WORK TO COMPLETE: Extend the introduction to Python for text processing, beginning right after its final sentence.

TEXT PROVIDED:

· · ·

# LELA60001  Intro to text processing in Python
## What is Python?

When we talk about data in computational/corpus linguistics we usually mean text data or audio files. While this data is meaningful to us, to the computer data is always just sequences of numbers. So to a computer the character i is 1101001. Fortunately, we never have to engage with this numeric representation - we can input an i into a computer and it will be converted into the computer's language for us.

A similar situation arises with the instructions that a computer applies to data. The instructions that the computer sees are in a purely numeric format known as machine code. Fortunately, we as users do not need to engage with machine code. Instead, we use what is known as a programming language. This is a much easier to read and write language that we input and which is converted to machine code for us.

The programming language we will employ for this is called Python.

· · ·

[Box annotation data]

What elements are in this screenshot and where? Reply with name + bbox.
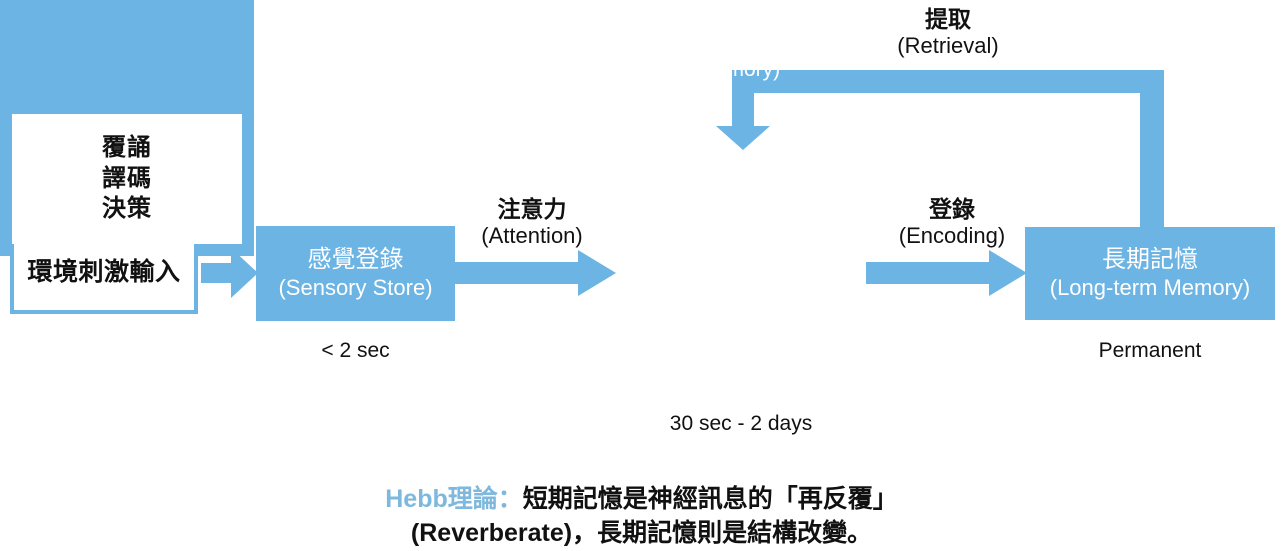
stm-process-item-1: 覆誦 bbox=[102, 133, 152, 164]
box-short-term-working-memory: 短期/工作記憶 (Short-term/Working Memory) 覆誦 譯… bbox=[0, 0, 254, 256]
hebb-theory-caption: Hebb理論：短期記憶是神經訊息的「再反覆」 (Reverberate)，長期記… bbox=[0, 482, 1283, 550]
diagram-canvas: 提取 (Retrieval) 環境刺激輸入 感覺登錄 (Sensory Stor… bbox=[0, 0, 1283, 551]
arrow-label-encoding-en: (Encoding) bbox=[872, 223, 1032, 249]
arrow-shaft bbox=[866, 262, 992, 284]
box-long-term-memory-cn: 長期記憶 bbox=[1102, 246, 1198, 274]
arrow-sensory-to-stm-icon bbox=[455, 250, 616, 296]
timing-label-short-term-memory: 30 sec - 2 days bbox=[600, 412, 882, 436]
box-stm-inner-process-list: 覆誦 譯碼 決策 bbox=[12, 114, 242, 244]
box-stm-cn: 短期/工作記憶 bbox=[569, 31, 713, 58]
arrow-head bbox=[231, 248, 258, 298]
arrow-label-encoding: 登錄 (Encoding) bbox=[872, 196, 1032, 249]
arrow-head bbox=[578, 250, 616, 296]
arrow-shaft bbox=[455, 262, 581, 284]
arrow-label-encoding-cn: 登錄 bbox=[872, 196, 1032, 223]
box-sensory-store-cn: 感覺登錄 bbox=[308, 246, 404, 274]
box-long-term-memory: 長期記憶 (Long-term Memory) bbox=[1025, 227, 1275, 320]
timing-label-sensory-store: < 2 sec bbox=[256, 339, 455, 363]
box-sensory-store: 感覺登錄 (Sensory Store) bbox=[256, 226, 455, 321]
arrow-label-attention-en: (Attention) bbox=[447, 223, 617, 249]
retrieval-arrowhead-icon bbox=[716, 126, 770, 150]
arrow-input-to-sensory-icon bbox=[201, 248, 258, 298]
arrow-label-attention-cn: 注意力 bbox=[447, 196, 617, 223]
box-stm-en: (Short-term/Working Memory) bbox=[503, 58, 780, 83]
stm-process-item-2: 譯碼 bbox=[102, 164, 152, 195]
stm-process-item-3: 決策 bbox=[102, 194, 152, 225]
box-environment-input-cn: 環境刺激輸入 bbox=[27, 258, 180, 288]
arrow-head bbox=[989, 250, 1027, 296]
box-environment-input: 環境刺激輸入 bbox=[10, 232, 198, 314]
box-sensory-store-en: (Sensory Store) bbox=[278, 275, 432, 301]
caption-accent-text: Hebb理論： bbox=[385, 485, 523, 513]
timing-label-long-term-memory: Permanent bbox=[1025, 339, 1275, 363]
caption-line-2: (Reverberate)，長期記憶則是結構改變。 bbox=[0, 516, 1283, 550]
caption-line-1: Hebb理論：短期記憶是神經訊息的「再反覆」 bbox=[0, 482, 1283, 516]
box-long-term-memory-en: (Long-term Memory) bbox=[1050, 275, 1250, 301]
arrow-label-attention: 注意力 (Attention) bbox=[447, 196, 617, 249]
caption-line-1-rest: 短期記憶是神經訊息的「再反覆」 bbox=[523, 485, 898, 513]
box-stm-header: 短期/工作記憶 (Short-term/Working Memory) bbox=[0, 0, 1283, 114]
arrow-stm-to-ltm-icon bbox=[866, 250, 1027, 296]
arrow-shaft bbox=[201, 263, 234, 283]
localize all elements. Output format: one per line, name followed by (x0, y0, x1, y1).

· · ·

RESULT OF THIS EXERCISE:
## Variables and datatypes
Data in Python programs is manipulated using variables. A variable is like a box in which you can store information of any kind. You assign data to variables using the assignment operator =. For example you can store the number 10 as the variable i as follows:

In [None]:
i = 5

Once stored these variables can be manipulated, for example using the standard mathematical operators for addition "+", subtraction "-", multiplication "*" and division "/". For example:

In [None]:
i+1*3/2

Data in Python has different types. i, as a whole number, is an integer, or int. The output from the operations above, since it contains a decimal point is a floating point number or float. There are other types of numbers in Python but it is these two you will work with most.

Variables can also be used to store a letter or a sequence of letters, known as a string:

In [None]:
j = "My name is "

The strings can be combined using the "+" symbol which when applied to strings functions as a concatenation operator:

In [None]:
k = j + "Jude Bellingham"

Once you have stored information in a variable, you can print it as follows:

In [None]:
print(k)

You can also print a series of variables as follows:

In [None]:
print(j + "Jude Bellingham")

The print function however expects all variables that are concatenated in this way to be of the same data type, so if you mix them you will get an error message

In [None]:
print(k + " and my shirt number is " + i)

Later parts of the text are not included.